[Set exercise] Work out how many lines have "this" in them. Give only that number.

[Input material]
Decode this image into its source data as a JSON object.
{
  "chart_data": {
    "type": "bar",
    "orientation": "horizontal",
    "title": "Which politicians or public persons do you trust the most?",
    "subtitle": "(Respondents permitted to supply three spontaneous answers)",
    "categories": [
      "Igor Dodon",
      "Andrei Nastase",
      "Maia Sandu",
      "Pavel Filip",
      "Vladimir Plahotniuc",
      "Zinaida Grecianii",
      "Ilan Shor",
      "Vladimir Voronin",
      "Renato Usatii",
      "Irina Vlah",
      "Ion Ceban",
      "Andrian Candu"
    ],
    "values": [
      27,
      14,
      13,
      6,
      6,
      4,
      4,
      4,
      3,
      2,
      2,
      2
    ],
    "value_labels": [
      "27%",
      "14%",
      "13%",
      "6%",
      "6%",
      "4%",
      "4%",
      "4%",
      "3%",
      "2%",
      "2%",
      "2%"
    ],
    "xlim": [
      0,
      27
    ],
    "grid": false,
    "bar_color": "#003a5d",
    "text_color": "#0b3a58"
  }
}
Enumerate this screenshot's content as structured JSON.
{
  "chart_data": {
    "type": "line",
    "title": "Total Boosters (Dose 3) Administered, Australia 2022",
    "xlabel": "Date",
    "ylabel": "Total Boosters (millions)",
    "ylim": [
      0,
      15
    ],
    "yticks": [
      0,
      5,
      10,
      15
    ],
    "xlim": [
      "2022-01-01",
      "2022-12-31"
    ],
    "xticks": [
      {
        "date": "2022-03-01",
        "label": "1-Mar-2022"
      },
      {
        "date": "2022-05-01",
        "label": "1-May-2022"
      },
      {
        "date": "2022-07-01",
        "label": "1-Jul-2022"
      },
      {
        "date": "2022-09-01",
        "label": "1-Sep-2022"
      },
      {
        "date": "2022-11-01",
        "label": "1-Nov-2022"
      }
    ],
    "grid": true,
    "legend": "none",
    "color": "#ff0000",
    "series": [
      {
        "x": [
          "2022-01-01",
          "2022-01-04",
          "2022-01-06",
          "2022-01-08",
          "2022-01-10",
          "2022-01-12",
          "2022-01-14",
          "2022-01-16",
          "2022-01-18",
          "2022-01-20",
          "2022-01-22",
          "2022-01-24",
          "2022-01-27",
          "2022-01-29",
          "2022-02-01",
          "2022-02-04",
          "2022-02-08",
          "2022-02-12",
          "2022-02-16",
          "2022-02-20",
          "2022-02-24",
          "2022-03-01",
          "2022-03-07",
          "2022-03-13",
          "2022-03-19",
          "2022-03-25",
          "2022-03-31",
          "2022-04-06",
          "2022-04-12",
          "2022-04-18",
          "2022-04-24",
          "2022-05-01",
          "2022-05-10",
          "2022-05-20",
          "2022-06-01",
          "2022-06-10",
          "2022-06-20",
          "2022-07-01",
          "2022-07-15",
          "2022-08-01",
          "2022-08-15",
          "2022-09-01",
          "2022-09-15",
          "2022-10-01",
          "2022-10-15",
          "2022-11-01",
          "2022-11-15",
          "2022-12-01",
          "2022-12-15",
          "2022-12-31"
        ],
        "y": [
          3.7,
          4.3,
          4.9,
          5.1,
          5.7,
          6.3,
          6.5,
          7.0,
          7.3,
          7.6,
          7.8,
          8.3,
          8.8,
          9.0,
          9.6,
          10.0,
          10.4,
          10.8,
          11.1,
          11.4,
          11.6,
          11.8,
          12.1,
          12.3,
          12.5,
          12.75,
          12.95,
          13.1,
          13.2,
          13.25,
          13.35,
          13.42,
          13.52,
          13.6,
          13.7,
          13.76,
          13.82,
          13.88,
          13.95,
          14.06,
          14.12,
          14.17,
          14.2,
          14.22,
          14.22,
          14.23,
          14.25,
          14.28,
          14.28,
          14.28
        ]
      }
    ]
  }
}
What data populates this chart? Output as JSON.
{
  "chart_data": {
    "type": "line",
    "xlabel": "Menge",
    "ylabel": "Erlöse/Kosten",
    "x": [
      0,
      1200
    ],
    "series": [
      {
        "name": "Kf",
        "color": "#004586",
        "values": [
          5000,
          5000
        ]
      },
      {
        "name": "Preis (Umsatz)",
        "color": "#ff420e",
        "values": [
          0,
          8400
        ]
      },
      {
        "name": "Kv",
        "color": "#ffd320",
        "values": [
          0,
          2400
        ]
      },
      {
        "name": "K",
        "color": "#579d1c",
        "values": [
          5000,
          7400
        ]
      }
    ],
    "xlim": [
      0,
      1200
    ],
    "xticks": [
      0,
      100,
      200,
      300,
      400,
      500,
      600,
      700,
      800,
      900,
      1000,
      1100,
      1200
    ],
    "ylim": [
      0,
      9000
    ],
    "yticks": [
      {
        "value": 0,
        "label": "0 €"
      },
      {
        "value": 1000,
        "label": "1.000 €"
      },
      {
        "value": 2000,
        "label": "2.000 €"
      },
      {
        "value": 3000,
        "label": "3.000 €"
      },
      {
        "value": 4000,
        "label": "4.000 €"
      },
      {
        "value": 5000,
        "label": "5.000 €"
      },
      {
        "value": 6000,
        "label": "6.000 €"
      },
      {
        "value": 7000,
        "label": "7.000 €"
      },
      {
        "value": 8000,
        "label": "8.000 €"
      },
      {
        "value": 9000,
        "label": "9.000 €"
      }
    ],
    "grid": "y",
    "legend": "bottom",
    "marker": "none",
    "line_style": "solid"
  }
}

[Final answer] 3